— begin Data lines —
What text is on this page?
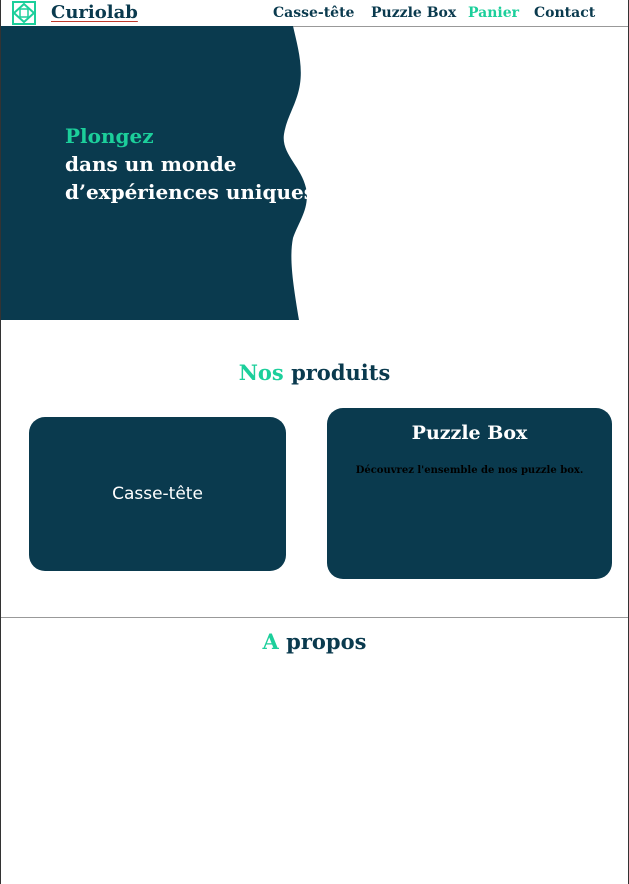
Curiolab	Casse-tête Puzzle Box Panier Contact
Plongez
dans un monde
d’expériences uniques
Nos produits
Casse-tête
Puzzle Box
Découvrez l'ensemble de nos puzzle box.
A propos
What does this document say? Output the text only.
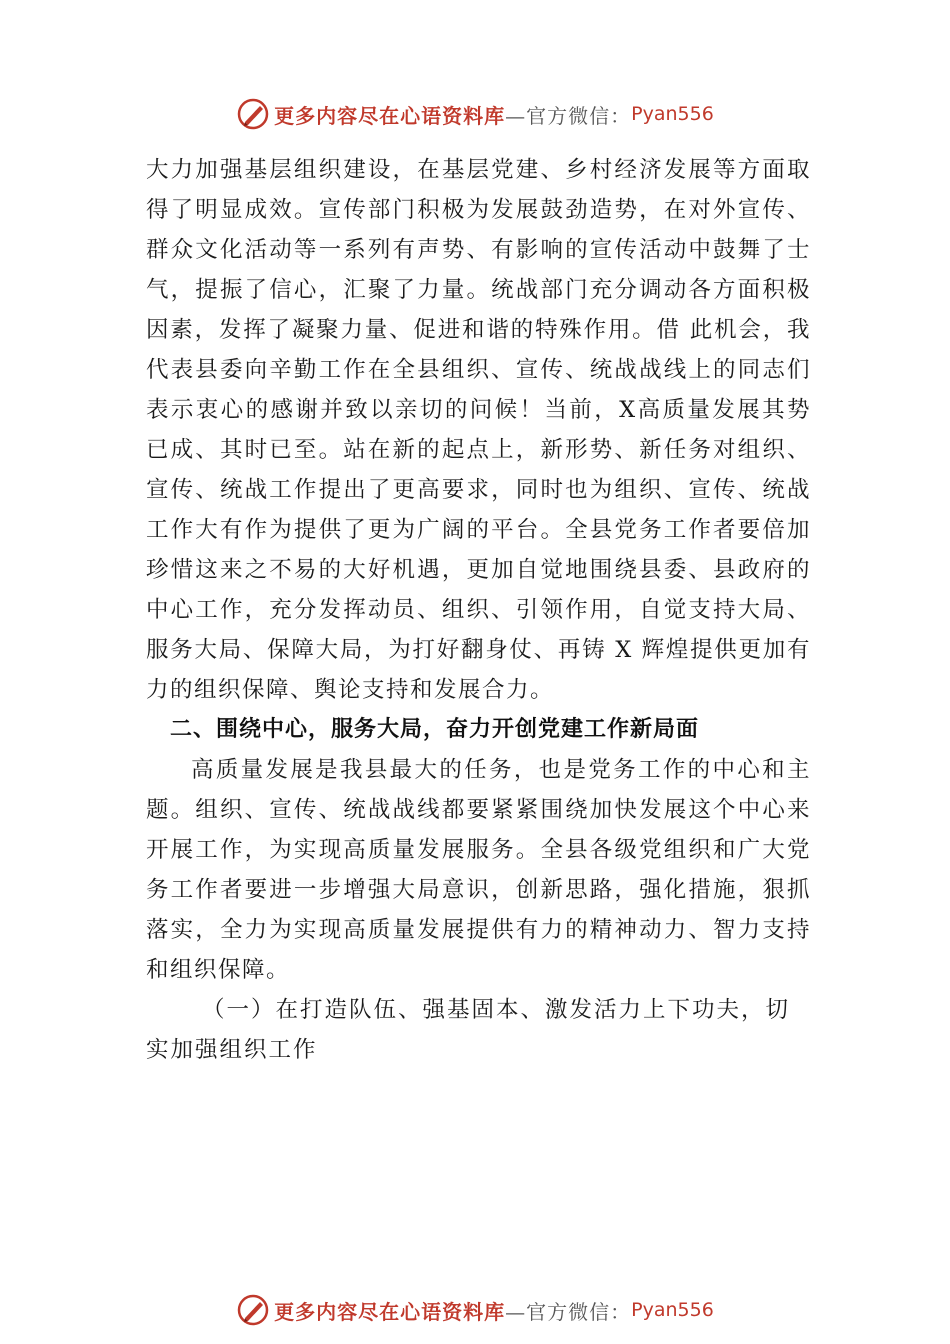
更多内容尽在心语资料库 —官方微信： Pyan556

大力加强基层组织建设，在基层党建、乡村经济发展等方面取得了明显成效。宣传部门积极为发展鼓劲造势，在对外宣传、群众文化活动等一系列有声势、有影响的宣传活动中鼓舞了士气，提振了信心，汇聚了力量。统战部门充分调动各方面积极因素，发挥了凝聚力量、促进和谐的特殊作用。借 此机会，我代表县委向辛勤工作在全县组织、宣传、统战战线上的同志们表示衷心的感谢并致以亲切的问候！当前，X高质量发展其势已成、其时已至。站在新的起点上，新形势、新任务对组织、宣传、统战工作提出了更高要求，同时也为组织、宣传、统战工作大有作为提供了更为广阔的平台。全县党务工作者要倍加珍惜这来之不易的大好机遇，更加自觉地围绕县委、县政府的中心工作，充分发挥动员、组织、引领作用，自觉支持大局、服务大局、保障大局，为打好翻身仗、再铸 X 辉煌提供更加有力的组织保障、舆论支持和发展合力。

二、围绕中心，服务大局，奋力开创党建工作新局面

高质量发展是我县最大的任务，也是党务工作的中心和主题。组织、宣传、统战战线都要紧紧围绕加快发展这个中心来开展工作，为实现高质量发展服务。全县各级党组织和广大党务工作者要进一步增强大局意识，创新思路，强化措施，狠抓落实，全力为实现高质量发展提供有力的精神动力、智力支持和组织保障。

（一）在打造队伍、强基固本、激发活力上下功夫，切实加强组织工作

更多内容尽在心语资料库 —官方微信： Pyan556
— end Data lines —
Exercise instructions:
Using the material above, return every line exactly as it appears, minus the pictures.

Written response:
What text is on this page?
Curiolab	Casse-tête Puzzle Box Panier Contact
Plongez
dans un monde
d’expériences uniques
Nos produits
Casse-tête
Puzzle Box
Découvrez l'ensemble de nos puzzle box.
A propos
What does this document say? Output the text only.
更多内容尽在心语资料库 —官方微信： Pyan556

大力加强基层组织建设，在基层党建、乡村经济发展等方面取得了明显成效。宣传部门积极为发展鼓劲造势，在对外宣传、群众文化活动等一系列有声势、有影响的宣传活动中鼓舞了士气，提振了信心，汇聚了力量。统战部门充分调动各方面积极因素，发挥了凝聚力量、促进和谐的特殊作用。借 此机会，我代表县委向辛勤工作在全县组织、宣传、统战战线上的同志们表示衷心的感谢并致以亲切的问候！当前，X高质量发展其势已成、其时已至。站在新的起点上，新形势、新任务对组织、宣传、统战工作提出了更高要求，同时也为组织、宣传、统战工作大有作为提供了更为广阔的平台。全县党务工作者要倍加珍惜这来之不易的大好机遇，更加自觉地围绕县委、县政府的中心工作，充分发挥动员、组织、引领作用，自觉支持大局、服务大局、保障大局，为打好翻身仗、再铸 X 辉煌提供更加有力的组织保障、舆论支持和发展合力。

二、围绕中心，服务大局，奋力开创党建工作新局面

高质量发展是我县最大的任务，也是党务工作的中心和主题。组织、宣传、统战战线都要紧紧围绕加快发展这个中心来开展工作，为实现高质量发展服务。全县各级党组织和广大党务工作者要进一步增强大局意识，创新思路，强化措施，狠抓落实，全力为实现高质量发展提供有力的精神动力、智力支持和组织保障。

（一）在打造队伍、强基固本、激发活力上下功夫，切实加强组织工作

更多内容尽在心语资料库 —官方微信： Pyan556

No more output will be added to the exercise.